__RECORDS__.
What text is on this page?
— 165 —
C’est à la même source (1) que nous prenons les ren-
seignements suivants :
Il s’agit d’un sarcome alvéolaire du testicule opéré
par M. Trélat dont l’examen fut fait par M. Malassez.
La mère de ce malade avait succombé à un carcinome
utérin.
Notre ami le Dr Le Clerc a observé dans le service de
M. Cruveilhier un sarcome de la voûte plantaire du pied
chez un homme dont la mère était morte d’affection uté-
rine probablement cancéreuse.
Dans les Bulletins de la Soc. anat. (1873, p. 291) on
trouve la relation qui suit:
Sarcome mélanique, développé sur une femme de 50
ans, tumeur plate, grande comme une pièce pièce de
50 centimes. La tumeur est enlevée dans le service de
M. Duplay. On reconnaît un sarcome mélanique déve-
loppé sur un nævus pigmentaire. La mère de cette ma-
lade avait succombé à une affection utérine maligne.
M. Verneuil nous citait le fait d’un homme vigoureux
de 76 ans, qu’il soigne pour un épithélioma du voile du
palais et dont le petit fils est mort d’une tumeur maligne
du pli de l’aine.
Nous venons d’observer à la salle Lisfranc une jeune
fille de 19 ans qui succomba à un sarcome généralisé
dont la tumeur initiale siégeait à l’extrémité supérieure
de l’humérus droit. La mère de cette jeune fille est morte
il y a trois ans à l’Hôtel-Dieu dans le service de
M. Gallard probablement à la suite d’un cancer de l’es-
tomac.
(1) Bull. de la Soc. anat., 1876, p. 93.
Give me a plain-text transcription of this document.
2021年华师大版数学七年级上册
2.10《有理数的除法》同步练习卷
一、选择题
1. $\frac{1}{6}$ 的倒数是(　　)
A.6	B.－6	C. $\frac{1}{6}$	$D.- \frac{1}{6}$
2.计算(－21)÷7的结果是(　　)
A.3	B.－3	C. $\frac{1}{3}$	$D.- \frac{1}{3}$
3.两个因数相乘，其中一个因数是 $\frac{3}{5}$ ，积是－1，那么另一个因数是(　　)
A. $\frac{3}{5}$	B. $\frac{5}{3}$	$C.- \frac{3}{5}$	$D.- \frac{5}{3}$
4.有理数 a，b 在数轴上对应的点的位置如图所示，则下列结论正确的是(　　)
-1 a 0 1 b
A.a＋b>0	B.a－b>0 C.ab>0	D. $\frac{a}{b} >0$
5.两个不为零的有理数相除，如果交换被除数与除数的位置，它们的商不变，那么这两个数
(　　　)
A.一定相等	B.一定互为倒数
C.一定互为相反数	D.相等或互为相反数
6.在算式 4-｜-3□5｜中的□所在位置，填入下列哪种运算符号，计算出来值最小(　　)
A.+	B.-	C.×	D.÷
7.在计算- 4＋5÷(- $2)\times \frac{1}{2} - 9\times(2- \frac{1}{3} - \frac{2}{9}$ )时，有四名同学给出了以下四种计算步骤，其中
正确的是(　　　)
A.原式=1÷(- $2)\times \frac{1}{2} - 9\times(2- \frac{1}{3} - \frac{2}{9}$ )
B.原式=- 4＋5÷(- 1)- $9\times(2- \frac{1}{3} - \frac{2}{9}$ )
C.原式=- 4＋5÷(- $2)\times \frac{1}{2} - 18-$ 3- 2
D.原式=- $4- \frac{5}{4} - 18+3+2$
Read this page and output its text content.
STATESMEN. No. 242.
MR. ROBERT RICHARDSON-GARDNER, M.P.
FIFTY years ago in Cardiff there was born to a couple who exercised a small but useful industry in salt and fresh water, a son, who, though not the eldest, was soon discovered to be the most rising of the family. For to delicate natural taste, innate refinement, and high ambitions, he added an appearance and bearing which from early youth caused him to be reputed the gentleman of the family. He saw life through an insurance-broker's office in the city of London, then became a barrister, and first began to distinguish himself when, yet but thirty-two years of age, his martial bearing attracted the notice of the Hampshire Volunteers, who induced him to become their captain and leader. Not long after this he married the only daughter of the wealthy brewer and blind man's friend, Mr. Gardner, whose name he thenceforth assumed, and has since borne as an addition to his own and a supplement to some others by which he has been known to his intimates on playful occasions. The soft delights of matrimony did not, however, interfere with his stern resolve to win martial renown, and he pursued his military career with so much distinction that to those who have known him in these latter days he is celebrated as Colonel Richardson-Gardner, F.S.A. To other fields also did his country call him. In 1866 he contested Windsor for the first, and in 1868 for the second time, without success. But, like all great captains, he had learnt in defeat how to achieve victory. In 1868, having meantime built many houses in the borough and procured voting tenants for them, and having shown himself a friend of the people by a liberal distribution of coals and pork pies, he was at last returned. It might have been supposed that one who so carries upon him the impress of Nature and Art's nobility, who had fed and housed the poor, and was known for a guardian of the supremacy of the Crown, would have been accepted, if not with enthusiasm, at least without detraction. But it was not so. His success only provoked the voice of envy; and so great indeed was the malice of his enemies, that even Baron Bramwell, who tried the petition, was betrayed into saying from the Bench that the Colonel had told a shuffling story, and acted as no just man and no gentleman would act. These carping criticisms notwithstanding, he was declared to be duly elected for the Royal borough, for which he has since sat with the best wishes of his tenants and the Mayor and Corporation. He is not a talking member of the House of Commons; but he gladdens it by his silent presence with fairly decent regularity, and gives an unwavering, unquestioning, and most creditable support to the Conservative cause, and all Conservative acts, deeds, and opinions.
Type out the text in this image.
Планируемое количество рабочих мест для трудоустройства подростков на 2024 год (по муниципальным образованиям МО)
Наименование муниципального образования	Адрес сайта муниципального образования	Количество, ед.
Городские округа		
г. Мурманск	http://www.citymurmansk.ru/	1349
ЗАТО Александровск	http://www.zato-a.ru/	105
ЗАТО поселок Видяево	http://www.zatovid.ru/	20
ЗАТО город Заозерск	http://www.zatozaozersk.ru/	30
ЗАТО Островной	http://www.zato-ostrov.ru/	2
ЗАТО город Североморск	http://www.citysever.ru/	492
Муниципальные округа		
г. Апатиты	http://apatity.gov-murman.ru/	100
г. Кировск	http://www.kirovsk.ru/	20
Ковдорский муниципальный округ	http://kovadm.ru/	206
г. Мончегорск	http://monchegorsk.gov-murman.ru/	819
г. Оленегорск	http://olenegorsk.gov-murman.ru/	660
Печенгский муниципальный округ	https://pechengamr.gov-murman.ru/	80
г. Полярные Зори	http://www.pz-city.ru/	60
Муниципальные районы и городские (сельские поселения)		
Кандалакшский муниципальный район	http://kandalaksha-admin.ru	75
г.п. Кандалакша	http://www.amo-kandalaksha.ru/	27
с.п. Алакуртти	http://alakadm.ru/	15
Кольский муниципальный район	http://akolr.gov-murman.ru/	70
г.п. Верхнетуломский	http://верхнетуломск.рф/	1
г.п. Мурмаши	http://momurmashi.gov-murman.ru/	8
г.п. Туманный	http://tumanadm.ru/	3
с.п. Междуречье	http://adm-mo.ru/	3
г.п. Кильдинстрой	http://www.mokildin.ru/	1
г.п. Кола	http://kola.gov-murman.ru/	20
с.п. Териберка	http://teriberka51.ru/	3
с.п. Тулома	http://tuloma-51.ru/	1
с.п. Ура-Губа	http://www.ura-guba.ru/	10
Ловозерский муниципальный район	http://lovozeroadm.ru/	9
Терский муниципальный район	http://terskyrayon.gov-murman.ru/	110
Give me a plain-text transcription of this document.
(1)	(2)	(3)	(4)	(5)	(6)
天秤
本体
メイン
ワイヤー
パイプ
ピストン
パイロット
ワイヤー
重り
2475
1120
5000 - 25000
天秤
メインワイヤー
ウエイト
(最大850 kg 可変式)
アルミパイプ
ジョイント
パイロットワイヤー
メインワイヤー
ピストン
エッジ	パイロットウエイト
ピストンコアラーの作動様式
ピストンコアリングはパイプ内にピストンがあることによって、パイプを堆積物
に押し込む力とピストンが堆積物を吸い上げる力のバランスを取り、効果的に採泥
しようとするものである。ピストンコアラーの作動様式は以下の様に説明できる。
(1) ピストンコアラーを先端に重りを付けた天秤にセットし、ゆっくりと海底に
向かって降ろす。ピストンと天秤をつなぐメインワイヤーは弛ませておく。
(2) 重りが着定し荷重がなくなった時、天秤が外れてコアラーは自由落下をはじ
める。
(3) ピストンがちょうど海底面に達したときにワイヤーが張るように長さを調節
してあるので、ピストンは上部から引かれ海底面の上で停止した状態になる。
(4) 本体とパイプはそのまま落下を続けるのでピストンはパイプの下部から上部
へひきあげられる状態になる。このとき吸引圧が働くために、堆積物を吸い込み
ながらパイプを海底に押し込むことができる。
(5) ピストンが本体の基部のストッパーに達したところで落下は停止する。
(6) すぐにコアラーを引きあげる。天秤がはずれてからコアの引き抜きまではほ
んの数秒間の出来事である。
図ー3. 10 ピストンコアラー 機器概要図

__REQUIRED TASK__.
Look for "mère" and pull out every line that has it.

__ANSWER TO THIS EXERCISE__.
La mère de ce malade avait succombé à un carcinome
chez un homme dont la mère était morte d’affection uté-
loppé sur un nævus pigmentaire. La mère de cette ma-
de l’humérus droit. La mère de cette jeune fille est morte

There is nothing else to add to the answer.